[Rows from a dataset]
——————
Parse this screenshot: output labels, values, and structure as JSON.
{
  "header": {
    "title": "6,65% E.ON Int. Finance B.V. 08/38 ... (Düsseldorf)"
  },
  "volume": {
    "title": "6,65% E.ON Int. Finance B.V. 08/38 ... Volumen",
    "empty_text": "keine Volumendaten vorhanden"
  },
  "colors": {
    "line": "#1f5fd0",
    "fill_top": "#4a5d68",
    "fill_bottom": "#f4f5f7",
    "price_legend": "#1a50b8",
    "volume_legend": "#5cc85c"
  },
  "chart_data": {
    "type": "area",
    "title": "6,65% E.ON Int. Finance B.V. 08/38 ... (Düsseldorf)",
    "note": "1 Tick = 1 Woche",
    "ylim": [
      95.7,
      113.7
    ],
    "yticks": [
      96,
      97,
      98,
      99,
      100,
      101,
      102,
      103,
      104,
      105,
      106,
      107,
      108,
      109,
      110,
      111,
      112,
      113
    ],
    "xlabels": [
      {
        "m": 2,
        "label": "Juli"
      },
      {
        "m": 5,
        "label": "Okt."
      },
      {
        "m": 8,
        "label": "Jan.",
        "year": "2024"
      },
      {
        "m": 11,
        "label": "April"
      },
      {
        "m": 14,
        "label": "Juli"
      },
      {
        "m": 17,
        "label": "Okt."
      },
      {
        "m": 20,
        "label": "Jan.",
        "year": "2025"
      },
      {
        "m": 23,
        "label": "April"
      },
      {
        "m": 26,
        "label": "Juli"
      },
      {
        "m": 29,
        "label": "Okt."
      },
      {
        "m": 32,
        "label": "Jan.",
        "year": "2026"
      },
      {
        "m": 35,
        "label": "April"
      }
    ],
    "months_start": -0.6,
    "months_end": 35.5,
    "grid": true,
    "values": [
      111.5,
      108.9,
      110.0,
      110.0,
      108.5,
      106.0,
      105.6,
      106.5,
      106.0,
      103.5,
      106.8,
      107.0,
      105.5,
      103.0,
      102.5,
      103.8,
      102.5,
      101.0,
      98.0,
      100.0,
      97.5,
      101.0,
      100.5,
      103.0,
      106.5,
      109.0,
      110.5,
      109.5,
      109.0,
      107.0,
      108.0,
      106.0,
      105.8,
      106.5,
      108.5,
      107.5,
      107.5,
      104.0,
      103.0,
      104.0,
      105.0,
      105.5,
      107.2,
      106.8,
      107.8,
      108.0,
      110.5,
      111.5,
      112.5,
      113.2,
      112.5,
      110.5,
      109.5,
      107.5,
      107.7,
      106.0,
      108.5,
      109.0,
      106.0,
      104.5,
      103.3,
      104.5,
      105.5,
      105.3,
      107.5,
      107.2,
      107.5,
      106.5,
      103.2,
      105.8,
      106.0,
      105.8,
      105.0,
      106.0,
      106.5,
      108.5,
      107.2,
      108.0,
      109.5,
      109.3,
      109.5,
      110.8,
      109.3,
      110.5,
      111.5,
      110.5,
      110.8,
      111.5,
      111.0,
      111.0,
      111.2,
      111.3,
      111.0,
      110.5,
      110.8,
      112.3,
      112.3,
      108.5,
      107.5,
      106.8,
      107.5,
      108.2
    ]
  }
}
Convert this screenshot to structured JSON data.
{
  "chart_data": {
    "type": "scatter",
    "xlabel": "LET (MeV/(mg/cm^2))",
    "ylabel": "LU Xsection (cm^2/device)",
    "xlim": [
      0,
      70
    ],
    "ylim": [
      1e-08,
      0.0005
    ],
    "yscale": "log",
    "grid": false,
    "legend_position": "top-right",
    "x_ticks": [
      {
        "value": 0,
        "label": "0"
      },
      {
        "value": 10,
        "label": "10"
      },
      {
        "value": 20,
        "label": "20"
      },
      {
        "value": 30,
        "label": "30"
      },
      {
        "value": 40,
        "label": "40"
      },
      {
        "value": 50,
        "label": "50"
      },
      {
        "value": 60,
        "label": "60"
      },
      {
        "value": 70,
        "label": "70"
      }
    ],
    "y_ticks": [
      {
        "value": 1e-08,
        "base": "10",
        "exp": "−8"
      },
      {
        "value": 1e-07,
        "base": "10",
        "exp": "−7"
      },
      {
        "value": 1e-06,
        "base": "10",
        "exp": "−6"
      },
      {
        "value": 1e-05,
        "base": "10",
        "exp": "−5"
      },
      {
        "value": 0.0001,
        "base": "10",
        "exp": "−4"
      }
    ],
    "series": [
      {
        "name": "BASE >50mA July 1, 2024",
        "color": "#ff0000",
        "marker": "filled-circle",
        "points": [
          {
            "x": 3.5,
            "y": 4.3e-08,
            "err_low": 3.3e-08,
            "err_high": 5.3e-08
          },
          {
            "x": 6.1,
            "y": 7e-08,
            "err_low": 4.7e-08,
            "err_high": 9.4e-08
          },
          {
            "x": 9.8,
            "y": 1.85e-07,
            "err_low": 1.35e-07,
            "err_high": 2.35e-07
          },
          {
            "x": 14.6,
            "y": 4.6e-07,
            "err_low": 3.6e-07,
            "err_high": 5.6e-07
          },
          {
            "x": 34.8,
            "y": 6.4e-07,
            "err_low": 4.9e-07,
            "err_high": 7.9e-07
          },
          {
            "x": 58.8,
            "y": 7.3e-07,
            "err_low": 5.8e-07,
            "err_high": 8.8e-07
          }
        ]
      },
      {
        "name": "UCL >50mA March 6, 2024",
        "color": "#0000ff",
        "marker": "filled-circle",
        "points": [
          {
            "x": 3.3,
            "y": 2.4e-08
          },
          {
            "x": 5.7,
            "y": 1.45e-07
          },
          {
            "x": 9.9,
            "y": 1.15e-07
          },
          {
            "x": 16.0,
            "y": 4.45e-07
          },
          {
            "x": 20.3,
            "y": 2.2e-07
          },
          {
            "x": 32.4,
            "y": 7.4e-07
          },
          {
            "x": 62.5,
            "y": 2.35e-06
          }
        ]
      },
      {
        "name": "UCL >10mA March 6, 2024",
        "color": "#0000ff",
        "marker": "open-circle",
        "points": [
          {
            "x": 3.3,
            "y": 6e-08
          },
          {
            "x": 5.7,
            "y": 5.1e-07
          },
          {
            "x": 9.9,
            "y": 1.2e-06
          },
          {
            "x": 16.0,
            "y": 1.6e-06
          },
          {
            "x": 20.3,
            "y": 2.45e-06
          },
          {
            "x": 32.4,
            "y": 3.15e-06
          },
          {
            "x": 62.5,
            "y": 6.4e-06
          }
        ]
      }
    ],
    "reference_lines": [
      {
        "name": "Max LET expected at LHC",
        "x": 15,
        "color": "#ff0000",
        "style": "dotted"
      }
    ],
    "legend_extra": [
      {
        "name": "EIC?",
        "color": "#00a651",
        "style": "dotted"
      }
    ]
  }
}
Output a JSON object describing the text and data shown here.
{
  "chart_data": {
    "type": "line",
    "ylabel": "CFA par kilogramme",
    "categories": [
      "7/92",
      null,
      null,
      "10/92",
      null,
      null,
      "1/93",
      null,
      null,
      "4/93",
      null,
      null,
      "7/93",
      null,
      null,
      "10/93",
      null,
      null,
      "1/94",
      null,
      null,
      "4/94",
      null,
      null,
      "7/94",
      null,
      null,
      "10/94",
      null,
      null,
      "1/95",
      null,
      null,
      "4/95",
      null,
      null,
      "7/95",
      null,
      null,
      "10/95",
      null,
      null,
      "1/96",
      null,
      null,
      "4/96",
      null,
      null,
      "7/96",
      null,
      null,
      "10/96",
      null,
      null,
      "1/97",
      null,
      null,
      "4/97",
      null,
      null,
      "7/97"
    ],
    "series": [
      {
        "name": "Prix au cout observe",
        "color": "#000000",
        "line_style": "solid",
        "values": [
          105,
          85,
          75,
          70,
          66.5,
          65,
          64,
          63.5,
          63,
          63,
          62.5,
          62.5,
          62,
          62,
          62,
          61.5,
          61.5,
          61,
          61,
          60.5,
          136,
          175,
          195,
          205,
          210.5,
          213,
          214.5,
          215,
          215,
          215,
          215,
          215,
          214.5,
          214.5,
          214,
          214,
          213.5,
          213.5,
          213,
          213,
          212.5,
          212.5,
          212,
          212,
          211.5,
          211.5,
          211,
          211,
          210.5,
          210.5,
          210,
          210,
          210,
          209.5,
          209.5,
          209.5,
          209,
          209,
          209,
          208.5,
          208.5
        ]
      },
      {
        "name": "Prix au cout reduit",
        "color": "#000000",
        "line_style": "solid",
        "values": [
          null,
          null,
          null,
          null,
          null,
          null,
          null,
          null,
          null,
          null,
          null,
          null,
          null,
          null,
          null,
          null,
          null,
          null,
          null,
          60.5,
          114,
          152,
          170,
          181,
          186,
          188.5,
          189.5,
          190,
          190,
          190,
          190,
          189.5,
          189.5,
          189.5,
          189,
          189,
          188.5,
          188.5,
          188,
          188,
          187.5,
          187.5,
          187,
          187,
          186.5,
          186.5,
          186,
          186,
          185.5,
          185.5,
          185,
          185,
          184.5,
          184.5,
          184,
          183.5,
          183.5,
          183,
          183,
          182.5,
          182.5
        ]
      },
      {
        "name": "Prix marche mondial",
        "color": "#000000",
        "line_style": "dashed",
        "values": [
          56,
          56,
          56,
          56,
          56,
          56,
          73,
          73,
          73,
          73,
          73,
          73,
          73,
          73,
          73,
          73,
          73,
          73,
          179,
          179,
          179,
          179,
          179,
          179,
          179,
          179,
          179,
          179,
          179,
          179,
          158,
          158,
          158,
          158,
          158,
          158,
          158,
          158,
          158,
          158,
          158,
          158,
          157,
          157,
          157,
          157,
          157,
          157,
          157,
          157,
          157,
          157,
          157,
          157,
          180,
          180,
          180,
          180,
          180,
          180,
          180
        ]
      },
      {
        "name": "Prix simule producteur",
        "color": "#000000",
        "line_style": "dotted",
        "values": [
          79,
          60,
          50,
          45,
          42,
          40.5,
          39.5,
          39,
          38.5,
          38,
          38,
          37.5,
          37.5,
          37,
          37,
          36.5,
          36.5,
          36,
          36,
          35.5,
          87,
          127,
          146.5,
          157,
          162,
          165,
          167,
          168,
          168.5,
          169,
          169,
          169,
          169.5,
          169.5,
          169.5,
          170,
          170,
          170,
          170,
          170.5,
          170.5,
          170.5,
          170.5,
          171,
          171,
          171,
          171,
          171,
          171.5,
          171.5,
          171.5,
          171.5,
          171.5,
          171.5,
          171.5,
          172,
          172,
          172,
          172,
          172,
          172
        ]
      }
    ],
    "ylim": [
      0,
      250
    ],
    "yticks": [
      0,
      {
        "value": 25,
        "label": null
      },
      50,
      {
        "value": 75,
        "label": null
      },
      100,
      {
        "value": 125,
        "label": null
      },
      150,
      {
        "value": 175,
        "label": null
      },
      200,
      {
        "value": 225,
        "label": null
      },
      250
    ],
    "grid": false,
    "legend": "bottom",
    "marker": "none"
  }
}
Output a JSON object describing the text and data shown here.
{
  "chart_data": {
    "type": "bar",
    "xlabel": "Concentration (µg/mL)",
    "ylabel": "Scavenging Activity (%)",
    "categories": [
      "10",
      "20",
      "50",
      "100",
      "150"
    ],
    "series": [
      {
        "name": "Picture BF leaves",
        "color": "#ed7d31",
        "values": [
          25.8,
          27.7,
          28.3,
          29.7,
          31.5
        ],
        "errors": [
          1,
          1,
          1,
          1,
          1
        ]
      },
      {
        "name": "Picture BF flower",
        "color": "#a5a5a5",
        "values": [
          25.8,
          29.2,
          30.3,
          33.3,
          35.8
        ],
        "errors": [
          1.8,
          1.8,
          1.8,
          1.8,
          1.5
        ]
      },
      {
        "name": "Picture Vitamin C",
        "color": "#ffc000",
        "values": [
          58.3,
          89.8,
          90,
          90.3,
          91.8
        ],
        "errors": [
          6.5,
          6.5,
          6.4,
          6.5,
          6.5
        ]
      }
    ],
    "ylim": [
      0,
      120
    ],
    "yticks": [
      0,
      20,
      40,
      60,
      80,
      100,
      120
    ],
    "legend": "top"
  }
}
——————
Extract every line above that contains the word "marker".

        "marker": "filled-circle",
        "marker": "filled-circle",
        "marker": "open-circle",
    "marker": "none"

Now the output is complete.